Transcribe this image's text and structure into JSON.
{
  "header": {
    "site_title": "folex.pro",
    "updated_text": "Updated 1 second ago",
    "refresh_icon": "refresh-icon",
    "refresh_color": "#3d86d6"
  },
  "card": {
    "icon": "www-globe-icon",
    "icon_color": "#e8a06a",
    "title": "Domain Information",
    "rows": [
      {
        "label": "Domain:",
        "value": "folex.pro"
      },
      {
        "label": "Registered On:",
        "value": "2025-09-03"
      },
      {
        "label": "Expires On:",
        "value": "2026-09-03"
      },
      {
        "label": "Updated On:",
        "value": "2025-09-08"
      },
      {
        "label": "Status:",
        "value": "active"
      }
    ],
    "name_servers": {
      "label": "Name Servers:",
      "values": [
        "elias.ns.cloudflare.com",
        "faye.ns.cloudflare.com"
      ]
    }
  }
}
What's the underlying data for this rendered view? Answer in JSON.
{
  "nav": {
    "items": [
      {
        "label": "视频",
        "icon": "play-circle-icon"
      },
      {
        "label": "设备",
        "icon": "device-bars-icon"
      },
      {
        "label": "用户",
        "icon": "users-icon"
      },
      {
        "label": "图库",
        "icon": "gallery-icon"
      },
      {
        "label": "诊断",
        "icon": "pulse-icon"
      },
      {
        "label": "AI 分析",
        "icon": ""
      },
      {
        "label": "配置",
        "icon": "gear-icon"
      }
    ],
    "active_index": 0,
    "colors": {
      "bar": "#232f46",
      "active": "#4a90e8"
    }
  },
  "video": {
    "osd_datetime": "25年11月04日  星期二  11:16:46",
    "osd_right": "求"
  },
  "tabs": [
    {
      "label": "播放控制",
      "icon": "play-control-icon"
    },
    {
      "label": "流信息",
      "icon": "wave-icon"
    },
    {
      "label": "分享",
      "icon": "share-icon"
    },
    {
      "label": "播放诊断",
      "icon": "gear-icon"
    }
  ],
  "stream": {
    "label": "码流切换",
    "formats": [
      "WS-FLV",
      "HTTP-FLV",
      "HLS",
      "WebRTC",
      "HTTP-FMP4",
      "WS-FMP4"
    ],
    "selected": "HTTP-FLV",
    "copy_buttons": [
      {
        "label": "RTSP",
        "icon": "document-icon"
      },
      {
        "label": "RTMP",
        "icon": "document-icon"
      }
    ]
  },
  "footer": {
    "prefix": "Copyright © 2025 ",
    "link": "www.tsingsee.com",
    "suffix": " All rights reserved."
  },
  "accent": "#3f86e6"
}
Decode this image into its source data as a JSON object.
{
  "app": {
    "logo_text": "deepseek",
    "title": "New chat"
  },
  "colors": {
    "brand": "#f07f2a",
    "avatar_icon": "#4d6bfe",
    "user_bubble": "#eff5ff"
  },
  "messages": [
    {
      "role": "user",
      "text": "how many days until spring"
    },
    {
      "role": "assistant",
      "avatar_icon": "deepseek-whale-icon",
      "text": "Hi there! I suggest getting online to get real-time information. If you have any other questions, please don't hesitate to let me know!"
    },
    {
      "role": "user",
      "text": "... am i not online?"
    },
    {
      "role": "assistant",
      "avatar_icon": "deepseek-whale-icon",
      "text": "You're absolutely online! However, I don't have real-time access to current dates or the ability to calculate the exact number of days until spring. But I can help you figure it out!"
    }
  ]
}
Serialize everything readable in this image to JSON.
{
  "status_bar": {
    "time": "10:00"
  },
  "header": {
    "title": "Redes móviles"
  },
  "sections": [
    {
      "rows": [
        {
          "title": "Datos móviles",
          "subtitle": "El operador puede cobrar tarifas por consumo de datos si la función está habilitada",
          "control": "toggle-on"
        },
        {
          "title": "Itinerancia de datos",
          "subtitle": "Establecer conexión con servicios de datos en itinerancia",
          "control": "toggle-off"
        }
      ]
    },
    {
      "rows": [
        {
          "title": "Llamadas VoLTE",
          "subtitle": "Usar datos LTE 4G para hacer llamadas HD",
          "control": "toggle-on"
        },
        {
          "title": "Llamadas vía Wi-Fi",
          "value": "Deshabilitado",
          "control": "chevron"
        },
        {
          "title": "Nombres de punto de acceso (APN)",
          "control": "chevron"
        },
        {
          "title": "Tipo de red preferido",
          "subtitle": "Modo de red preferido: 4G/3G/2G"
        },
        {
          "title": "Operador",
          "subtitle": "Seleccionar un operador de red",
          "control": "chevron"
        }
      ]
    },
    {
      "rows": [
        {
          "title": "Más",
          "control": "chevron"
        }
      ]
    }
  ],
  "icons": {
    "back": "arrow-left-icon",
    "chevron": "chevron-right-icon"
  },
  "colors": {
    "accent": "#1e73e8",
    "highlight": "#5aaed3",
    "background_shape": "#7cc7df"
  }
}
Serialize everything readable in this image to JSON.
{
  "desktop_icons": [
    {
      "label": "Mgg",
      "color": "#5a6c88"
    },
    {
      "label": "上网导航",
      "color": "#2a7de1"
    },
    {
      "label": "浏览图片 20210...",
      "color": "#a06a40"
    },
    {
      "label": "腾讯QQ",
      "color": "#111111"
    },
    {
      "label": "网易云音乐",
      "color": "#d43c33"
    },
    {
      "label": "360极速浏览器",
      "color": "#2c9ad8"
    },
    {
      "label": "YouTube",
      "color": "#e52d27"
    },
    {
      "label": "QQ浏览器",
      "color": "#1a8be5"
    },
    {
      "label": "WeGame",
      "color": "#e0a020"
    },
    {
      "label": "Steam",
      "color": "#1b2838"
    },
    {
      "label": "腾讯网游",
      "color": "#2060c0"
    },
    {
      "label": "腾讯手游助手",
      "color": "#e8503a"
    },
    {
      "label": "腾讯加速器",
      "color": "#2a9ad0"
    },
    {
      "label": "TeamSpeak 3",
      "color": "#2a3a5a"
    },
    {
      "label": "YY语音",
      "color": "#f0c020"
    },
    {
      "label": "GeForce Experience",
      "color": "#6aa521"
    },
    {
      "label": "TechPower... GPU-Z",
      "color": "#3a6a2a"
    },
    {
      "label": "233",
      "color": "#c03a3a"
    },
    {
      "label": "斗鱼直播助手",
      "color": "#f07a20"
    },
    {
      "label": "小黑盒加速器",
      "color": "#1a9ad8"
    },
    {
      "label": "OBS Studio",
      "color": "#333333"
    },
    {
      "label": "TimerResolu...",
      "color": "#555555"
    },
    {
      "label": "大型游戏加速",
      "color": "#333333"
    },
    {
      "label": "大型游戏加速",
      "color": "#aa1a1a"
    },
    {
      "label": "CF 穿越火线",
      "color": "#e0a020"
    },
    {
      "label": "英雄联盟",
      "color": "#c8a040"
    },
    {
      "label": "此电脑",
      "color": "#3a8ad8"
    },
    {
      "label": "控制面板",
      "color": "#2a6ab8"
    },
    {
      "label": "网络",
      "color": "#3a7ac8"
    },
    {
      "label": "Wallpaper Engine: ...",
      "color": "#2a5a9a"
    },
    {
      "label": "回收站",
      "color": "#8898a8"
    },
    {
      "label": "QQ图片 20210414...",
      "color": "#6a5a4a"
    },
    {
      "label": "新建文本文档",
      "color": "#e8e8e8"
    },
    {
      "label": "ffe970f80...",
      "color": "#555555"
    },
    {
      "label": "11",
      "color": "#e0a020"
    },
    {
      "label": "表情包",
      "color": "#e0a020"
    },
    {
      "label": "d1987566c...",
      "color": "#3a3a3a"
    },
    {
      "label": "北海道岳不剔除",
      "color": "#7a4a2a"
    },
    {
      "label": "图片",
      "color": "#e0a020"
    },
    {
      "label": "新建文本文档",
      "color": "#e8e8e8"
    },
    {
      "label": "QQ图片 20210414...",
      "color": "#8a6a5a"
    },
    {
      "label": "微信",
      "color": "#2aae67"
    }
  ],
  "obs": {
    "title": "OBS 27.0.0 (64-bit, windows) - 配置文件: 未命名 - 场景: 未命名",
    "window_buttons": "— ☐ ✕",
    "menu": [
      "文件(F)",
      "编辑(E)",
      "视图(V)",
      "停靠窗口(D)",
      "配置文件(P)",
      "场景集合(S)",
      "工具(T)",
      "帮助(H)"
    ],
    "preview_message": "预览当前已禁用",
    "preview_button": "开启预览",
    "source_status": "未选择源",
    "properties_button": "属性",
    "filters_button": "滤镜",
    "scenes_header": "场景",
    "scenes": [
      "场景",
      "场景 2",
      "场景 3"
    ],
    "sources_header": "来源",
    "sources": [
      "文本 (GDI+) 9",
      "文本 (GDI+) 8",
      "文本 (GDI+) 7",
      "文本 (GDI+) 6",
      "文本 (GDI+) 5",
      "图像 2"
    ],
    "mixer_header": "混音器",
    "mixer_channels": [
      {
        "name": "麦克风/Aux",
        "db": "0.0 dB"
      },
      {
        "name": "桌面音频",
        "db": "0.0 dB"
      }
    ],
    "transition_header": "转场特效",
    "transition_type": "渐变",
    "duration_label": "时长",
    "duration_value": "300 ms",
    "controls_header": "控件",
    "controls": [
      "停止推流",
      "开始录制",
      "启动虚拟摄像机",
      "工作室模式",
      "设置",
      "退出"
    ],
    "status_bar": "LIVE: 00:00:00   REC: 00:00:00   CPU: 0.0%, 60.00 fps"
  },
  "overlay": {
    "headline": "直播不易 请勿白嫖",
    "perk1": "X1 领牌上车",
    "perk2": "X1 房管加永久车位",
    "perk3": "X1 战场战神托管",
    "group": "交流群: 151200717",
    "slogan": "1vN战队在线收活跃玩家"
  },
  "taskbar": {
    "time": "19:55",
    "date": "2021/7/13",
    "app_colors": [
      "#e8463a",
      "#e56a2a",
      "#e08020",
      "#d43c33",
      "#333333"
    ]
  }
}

=== SET TASK ===
Find how many lines of the listing include the string "image" and give that number, nothing else.

=== SOLUTION FOR THIS TASK ===
4